* **INFORMATION GIVEN**
= = = = = = =

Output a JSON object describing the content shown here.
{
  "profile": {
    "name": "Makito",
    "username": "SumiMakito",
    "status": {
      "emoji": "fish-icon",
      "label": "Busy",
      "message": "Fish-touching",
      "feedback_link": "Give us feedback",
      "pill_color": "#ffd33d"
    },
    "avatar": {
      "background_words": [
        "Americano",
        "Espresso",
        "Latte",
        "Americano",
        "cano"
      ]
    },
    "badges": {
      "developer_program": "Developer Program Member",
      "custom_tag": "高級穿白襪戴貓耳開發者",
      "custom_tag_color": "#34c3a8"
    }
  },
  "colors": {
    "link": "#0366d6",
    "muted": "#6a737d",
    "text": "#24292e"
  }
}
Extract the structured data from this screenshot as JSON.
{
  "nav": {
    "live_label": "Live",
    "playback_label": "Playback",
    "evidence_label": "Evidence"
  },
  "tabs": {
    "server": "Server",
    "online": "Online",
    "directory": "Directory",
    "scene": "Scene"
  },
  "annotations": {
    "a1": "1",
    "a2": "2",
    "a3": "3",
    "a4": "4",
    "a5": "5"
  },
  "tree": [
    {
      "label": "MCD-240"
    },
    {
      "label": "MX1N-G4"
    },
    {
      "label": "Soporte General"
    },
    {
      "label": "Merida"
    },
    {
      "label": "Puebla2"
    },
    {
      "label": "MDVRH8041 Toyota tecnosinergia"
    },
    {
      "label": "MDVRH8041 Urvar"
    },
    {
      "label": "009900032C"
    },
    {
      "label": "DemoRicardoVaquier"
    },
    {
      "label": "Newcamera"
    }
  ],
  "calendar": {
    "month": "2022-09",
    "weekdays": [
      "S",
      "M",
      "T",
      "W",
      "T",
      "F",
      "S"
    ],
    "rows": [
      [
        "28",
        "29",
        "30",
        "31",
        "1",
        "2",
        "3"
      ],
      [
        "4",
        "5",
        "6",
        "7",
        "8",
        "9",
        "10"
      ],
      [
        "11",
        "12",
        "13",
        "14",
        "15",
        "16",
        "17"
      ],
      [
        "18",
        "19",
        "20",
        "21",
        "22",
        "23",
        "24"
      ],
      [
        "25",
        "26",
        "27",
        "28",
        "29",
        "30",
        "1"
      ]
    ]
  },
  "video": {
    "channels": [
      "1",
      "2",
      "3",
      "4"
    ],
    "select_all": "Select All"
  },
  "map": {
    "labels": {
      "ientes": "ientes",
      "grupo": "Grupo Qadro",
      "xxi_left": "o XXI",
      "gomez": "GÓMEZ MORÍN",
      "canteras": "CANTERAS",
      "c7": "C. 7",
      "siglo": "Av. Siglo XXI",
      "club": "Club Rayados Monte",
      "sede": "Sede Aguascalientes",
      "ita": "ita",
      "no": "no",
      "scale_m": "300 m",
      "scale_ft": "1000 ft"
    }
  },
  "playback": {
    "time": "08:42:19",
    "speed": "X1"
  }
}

= = = = = = =

Which lines contain "JSON"? Show each of them.

Output a JSON object describing the content shown here.
Extract the structured data from this screenshot as JSON.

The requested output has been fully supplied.